WHAT IS EXPECTED
Extract every line that includes the string "Колокольня".

MATERIAL FOR THIS TASK

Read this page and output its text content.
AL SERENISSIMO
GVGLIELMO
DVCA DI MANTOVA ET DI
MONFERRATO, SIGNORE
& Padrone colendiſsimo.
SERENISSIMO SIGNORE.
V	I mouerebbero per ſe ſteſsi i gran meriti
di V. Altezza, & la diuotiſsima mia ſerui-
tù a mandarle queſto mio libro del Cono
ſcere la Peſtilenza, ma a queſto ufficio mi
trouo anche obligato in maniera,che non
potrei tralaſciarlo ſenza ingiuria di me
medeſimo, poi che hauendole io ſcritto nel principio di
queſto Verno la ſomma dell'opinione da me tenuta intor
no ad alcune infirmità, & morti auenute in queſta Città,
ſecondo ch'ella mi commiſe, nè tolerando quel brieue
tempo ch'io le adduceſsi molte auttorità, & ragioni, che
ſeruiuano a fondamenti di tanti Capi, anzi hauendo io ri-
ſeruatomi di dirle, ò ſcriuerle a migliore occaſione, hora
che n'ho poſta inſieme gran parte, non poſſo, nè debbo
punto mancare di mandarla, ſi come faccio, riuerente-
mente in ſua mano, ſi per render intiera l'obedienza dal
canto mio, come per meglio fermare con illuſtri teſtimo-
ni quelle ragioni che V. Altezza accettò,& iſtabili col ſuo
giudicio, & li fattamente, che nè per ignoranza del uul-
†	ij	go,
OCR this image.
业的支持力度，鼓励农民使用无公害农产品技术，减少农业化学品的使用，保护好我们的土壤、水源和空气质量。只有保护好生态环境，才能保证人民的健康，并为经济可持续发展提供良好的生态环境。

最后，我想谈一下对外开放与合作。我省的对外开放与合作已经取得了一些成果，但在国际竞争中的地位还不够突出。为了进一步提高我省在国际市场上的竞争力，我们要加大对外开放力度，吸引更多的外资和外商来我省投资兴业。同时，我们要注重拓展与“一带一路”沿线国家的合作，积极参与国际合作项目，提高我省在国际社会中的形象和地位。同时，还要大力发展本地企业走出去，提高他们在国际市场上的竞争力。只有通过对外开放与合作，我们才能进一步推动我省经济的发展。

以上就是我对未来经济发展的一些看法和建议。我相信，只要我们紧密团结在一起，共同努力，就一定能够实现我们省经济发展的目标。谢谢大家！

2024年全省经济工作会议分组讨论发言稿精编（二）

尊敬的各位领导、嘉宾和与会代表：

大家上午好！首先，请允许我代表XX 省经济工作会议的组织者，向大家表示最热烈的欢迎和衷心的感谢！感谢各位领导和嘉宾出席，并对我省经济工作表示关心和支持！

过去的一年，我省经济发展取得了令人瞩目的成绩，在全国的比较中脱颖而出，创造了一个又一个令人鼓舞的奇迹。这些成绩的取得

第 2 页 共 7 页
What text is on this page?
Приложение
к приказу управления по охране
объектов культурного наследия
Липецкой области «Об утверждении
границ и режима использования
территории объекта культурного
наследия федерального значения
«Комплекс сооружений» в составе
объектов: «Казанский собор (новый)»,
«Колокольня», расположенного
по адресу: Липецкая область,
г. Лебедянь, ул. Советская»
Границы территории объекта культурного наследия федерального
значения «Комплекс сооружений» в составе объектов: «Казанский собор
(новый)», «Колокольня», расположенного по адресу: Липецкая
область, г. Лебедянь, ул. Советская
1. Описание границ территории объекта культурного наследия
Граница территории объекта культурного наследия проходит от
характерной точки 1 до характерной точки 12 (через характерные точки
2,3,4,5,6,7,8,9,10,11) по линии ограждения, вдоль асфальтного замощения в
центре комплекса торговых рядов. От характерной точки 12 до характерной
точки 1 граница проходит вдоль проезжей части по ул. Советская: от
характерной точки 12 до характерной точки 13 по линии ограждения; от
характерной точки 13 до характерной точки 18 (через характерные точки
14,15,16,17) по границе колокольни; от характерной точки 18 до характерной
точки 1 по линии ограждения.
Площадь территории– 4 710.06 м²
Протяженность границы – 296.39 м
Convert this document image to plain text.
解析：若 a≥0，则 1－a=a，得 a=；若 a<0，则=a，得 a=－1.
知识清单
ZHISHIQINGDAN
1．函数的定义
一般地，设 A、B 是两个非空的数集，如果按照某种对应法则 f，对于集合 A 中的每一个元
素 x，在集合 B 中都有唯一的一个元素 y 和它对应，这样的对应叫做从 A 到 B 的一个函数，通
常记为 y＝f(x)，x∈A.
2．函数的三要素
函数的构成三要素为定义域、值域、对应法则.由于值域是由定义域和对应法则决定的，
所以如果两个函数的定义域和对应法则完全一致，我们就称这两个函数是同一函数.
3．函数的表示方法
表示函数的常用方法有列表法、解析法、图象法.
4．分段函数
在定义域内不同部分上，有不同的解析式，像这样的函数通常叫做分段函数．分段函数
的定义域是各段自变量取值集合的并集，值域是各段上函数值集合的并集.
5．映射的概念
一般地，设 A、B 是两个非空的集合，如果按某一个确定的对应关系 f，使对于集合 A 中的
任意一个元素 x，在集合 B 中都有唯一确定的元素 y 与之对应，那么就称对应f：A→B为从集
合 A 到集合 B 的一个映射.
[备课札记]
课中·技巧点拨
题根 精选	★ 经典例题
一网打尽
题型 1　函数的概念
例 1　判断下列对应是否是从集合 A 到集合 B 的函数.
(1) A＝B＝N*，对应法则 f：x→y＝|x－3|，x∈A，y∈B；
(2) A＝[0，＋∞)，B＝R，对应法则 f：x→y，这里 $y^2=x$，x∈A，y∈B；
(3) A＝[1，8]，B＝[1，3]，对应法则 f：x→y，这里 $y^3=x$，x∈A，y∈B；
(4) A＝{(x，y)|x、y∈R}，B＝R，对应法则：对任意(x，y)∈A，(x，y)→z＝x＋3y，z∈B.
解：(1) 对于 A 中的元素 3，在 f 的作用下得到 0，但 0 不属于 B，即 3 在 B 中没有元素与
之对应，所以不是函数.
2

EXPECTED ANSWER
«Колокольня», расположенного
(новый)», «Колокольня», расположенного по адресу: Липецкая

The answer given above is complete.